── Information shown ──

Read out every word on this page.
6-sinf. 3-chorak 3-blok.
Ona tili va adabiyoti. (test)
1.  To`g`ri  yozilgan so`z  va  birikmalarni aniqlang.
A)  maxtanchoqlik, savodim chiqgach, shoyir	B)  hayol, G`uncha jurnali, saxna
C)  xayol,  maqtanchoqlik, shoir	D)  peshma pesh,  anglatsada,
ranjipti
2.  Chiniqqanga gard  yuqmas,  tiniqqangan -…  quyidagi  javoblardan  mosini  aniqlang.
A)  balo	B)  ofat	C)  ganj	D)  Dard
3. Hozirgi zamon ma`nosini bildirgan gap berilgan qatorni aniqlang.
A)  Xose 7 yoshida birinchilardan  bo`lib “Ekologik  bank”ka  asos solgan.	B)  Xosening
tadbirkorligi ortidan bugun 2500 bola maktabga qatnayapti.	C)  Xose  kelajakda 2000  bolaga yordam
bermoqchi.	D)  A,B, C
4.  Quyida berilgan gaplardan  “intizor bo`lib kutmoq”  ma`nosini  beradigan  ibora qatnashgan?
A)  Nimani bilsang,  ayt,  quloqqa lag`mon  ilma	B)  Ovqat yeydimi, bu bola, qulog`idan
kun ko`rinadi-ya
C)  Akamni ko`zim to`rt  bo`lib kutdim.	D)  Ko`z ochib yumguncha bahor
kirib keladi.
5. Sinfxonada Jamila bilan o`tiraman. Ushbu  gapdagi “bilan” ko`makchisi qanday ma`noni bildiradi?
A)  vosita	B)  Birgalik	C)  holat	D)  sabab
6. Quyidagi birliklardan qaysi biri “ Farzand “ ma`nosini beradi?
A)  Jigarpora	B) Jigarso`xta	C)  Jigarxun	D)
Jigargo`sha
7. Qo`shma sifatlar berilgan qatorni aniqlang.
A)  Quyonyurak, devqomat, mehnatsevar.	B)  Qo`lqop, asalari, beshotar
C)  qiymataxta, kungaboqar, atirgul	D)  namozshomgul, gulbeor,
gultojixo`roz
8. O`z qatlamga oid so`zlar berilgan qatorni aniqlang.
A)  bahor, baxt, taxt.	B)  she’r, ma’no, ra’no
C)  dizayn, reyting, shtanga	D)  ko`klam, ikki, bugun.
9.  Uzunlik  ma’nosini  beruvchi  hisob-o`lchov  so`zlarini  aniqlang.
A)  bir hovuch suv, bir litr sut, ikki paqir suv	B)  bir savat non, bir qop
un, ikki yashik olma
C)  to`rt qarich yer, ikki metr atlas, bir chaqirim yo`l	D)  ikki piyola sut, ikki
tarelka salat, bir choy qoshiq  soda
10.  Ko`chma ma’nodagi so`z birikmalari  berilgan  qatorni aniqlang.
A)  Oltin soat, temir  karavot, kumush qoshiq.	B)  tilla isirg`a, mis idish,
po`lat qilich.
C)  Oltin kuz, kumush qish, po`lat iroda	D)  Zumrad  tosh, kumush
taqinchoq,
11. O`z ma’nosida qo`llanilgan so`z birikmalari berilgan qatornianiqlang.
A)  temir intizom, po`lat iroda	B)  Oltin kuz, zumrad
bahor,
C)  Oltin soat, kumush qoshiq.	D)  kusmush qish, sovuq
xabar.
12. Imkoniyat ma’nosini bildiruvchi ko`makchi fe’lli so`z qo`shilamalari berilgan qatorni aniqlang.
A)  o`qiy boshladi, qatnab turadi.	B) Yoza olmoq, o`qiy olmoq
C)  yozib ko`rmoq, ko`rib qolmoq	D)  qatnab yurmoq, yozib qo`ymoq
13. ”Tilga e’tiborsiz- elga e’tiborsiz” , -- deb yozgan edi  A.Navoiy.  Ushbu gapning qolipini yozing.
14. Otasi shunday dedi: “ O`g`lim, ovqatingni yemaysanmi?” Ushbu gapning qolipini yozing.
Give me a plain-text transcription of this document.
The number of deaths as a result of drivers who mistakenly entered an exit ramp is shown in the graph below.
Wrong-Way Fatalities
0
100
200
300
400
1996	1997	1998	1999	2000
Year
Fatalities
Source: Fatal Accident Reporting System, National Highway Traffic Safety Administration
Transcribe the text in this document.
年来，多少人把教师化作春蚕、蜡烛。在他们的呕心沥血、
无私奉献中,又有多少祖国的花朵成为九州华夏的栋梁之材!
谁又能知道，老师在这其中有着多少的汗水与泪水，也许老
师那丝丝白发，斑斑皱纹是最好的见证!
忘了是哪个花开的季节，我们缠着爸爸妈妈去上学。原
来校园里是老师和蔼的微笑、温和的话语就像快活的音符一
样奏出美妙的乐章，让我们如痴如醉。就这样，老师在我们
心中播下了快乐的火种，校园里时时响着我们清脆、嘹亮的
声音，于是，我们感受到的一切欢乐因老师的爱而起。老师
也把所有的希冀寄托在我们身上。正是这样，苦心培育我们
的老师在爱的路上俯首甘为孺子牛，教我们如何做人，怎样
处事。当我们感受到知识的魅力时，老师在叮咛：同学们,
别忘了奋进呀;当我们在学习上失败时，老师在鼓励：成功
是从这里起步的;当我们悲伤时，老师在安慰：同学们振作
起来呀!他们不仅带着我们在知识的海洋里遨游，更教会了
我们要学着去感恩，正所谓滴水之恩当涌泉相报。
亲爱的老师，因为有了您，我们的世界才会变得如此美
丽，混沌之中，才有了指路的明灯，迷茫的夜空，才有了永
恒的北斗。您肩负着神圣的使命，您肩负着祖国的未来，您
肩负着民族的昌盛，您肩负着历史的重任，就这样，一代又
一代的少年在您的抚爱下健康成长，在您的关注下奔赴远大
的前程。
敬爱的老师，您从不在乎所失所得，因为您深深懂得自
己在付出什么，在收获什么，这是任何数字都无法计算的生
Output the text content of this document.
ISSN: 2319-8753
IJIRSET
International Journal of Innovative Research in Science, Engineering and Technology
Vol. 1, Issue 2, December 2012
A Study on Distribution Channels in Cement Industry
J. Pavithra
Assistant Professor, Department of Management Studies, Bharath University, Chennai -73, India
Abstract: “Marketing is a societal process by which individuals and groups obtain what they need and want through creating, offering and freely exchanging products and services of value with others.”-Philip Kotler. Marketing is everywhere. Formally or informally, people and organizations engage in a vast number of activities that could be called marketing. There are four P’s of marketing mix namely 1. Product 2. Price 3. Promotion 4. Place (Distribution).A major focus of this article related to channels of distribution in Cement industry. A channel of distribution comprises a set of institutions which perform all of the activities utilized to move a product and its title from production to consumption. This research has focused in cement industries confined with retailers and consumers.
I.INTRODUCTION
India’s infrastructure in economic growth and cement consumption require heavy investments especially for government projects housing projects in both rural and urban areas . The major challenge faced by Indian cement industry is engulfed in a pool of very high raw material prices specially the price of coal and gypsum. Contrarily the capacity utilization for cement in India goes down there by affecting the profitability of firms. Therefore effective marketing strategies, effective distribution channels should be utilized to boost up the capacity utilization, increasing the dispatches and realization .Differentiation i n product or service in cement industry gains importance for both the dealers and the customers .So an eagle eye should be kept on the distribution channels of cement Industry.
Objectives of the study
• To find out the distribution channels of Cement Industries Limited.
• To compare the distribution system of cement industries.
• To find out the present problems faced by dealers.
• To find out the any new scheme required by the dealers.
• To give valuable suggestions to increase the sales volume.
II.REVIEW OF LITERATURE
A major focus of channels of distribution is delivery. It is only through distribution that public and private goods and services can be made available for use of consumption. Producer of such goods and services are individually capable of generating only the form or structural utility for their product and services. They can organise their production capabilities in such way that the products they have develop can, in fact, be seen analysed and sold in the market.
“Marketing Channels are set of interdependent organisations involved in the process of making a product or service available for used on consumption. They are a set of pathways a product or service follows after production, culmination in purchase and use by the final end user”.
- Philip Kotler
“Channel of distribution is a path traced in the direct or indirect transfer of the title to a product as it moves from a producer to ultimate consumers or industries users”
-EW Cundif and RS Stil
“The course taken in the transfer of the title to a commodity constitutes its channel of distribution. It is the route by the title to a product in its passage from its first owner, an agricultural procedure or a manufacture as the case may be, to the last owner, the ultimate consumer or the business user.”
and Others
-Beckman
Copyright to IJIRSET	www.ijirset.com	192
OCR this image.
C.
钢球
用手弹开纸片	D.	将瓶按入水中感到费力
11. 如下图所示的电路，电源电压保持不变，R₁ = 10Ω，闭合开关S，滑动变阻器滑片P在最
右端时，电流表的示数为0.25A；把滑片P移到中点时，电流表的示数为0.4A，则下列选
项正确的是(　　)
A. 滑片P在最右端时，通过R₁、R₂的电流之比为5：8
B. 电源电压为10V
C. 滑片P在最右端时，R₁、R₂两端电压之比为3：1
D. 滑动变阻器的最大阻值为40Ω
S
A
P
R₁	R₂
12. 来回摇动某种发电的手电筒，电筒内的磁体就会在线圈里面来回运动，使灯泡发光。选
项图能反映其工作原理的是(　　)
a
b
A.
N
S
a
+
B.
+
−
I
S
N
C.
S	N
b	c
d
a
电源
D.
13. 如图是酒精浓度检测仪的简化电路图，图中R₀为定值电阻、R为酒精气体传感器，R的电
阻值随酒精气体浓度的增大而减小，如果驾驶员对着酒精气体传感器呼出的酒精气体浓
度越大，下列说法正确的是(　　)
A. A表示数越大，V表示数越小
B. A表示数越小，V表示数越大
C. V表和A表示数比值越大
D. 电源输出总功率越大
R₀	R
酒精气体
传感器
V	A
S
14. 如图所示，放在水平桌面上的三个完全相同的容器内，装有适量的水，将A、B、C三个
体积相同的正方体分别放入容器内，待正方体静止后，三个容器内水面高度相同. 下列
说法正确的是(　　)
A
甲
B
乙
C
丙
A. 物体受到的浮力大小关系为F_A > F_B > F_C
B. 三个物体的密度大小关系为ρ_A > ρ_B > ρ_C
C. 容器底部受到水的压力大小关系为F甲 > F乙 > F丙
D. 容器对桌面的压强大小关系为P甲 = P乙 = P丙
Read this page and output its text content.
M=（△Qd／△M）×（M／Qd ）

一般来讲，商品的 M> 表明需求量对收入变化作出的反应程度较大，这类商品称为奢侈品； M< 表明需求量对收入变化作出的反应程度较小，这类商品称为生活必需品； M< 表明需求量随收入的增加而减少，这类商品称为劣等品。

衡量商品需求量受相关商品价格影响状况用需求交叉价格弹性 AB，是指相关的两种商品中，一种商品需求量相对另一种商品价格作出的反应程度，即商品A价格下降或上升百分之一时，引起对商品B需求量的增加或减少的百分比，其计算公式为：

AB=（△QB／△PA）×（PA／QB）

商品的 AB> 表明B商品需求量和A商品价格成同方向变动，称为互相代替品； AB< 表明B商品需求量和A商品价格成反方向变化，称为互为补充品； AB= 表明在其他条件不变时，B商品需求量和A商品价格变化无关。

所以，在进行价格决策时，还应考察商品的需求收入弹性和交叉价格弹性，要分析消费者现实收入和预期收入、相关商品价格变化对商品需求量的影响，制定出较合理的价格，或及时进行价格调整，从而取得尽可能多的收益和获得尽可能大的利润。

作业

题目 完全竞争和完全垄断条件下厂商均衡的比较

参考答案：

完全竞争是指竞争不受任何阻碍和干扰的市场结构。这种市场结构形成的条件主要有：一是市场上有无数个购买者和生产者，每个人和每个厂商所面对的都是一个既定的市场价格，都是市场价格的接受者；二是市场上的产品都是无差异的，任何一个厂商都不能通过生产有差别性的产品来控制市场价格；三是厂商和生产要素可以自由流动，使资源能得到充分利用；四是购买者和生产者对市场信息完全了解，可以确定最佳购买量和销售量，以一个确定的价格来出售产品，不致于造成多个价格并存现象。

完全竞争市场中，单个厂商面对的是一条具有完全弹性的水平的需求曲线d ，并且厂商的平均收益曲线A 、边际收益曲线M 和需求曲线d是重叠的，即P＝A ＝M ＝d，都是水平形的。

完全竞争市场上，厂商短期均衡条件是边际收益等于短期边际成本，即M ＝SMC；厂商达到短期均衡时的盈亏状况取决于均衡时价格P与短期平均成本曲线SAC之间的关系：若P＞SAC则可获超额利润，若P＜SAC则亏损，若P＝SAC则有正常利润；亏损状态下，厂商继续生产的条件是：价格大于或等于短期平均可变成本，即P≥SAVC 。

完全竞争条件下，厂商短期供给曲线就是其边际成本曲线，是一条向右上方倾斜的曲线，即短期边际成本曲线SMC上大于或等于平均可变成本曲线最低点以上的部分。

───

_Task prompt_
From the entries above, return each line with the word "services" in it.

_Solution_
Abstract: “Marketing is a societal process by which individuals and groups obtain what they need and want through creating, offering and freely exchanging products and services of value with others.”-Philip Kotler. Marketing is everywhere. Formally or informally, people and organizations engage in a vast number of activities that could be called marketing. There are four P’s of marketing mix namely 1. Product 2. Price 3. Promotion 4. Place (Distribution).A major focus of this article related to channels of distribution in Cement industry. A channel of distribution comprises a set of institutions which perform all of the activities utilized to move a product and its title from production to consumption. This research has focused in cement industries confined with retailers and consumers.
A major focus of channels of distribution is delivery. It is only through distribution that public and private goods and services can be made available for use of consumption. Producer of such goods and services are individually capable of generating only the form or structural utility for their product and services. They can organise their production capabilities in such way that the products they have develop can, in fact, be seen analysed and sold in the market.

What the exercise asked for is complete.